▶ Set problem: Filter the data below for the string "THORNE" and copy each matching line.

Stored data entries:
---------------

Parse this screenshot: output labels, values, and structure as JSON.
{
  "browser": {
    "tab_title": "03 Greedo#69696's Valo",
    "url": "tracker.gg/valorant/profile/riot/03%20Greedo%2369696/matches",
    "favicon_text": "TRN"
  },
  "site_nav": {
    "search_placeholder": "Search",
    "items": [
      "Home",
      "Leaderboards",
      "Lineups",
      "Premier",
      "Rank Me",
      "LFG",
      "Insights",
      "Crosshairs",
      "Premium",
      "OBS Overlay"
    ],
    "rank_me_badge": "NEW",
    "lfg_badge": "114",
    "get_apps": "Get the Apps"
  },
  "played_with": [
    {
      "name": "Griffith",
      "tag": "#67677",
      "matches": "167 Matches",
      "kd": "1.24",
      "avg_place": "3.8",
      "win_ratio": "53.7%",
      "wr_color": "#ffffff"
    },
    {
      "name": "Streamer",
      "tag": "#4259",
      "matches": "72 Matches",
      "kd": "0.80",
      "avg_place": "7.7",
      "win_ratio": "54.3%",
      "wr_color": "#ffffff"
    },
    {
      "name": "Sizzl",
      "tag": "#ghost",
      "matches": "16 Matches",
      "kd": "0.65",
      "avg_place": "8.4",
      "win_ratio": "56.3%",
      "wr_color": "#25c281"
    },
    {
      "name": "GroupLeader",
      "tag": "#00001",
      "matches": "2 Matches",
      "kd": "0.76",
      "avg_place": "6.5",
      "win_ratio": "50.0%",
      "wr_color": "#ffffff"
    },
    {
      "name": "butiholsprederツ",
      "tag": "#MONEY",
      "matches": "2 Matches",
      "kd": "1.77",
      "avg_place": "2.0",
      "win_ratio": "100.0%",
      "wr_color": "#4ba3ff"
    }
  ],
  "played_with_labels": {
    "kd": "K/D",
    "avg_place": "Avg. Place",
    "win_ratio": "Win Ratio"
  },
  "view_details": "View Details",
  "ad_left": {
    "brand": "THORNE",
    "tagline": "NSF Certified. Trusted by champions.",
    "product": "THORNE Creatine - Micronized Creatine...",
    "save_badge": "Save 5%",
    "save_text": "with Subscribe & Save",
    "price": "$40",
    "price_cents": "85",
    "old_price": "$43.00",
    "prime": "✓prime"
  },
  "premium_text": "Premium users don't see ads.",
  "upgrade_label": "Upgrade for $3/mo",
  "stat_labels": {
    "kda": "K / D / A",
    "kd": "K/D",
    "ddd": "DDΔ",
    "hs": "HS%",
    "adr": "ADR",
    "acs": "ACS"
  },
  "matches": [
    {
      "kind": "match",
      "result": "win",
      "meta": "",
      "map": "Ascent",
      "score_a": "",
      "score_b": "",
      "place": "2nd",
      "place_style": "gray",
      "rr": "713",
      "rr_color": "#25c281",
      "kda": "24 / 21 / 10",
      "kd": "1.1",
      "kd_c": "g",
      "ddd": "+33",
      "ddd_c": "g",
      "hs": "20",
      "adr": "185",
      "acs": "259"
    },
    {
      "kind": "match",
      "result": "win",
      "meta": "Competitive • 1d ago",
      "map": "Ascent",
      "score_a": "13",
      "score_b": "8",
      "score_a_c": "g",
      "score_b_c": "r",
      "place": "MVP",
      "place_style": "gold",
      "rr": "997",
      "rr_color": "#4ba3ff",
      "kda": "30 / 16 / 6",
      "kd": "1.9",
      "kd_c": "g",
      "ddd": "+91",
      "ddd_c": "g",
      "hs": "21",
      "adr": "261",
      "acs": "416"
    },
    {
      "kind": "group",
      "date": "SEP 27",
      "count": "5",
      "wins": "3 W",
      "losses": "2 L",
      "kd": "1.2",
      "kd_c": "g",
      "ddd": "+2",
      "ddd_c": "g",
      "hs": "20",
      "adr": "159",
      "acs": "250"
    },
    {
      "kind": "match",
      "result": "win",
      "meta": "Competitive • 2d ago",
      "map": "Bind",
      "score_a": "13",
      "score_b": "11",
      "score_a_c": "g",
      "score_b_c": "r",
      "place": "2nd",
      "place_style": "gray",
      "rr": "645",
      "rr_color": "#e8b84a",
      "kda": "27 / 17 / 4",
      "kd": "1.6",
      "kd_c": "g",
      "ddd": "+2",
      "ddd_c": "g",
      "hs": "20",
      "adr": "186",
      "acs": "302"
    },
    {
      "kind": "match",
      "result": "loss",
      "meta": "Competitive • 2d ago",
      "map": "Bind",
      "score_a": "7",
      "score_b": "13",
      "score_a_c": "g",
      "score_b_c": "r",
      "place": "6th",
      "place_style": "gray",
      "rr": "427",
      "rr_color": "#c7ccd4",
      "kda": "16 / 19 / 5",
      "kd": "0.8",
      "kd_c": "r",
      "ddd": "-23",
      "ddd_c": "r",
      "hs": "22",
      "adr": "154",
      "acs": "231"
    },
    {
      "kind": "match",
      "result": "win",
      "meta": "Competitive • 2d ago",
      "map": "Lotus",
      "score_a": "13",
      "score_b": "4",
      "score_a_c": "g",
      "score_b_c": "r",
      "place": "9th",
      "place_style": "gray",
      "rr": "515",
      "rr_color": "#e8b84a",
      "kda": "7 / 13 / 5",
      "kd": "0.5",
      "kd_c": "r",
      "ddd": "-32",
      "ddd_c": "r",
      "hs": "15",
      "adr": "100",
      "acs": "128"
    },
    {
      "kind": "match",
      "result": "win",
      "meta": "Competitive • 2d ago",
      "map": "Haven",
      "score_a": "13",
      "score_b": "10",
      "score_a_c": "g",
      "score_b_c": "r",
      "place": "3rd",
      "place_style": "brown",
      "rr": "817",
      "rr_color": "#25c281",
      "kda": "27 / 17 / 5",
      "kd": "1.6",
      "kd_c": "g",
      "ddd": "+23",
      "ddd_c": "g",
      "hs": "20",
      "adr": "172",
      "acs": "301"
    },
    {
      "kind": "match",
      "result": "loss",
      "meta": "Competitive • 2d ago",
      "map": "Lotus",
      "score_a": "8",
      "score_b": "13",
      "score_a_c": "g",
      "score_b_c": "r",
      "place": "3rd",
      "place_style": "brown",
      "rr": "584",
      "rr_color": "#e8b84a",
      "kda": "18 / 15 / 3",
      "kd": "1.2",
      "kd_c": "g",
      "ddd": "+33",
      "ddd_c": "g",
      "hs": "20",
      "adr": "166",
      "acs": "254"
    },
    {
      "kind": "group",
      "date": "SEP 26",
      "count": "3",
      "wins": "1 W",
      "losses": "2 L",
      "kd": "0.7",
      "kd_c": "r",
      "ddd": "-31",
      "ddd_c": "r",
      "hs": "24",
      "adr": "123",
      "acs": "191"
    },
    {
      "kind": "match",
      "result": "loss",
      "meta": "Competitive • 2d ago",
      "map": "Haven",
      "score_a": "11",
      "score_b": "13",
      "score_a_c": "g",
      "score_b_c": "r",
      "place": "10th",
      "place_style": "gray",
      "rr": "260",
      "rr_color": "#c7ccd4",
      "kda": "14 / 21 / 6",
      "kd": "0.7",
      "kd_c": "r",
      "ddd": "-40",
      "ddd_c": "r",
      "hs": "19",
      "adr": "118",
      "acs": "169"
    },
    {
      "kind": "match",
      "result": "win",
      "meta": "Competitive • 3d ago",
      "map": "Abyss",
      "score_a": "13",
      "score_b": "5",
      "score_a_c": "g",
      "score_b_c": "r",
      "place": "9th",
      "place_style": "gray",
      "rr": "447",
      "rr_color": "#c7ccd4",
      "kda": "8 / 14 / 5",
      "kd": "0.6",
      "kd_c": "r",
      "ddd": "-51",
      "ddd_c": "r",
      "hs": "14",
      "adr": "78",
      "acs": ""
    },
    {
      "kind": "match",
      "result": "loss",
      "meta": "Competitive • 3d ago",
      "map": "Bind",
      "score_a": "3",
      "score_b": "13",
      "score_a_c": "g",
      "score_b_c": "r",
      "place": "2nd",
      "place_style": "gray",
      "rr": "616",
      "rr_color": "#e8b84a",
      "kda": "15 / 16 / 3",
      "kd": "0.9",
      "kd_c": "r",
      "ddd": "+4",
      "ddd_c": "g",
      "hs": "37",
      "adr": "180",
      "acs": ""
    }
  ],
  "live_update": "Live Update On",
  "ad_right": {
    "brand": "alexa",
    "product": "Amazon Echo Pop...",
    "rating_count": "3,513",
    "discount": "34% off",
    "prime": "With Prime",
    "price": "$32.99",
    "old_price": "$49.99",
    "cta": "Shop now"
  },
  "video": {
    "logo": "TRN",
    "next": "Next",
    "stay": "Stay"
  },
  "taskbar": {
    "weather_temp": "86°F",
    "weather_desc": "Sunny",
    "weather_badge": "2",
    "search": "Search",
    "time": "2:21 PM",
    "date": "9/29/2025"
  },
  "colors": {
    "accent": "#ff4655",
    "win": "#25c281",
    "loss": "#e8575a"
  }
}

---------------

▶ Solution:
    "brand": "THORNE",
    "product": "THORNE Creatine - Micronized Creatine...",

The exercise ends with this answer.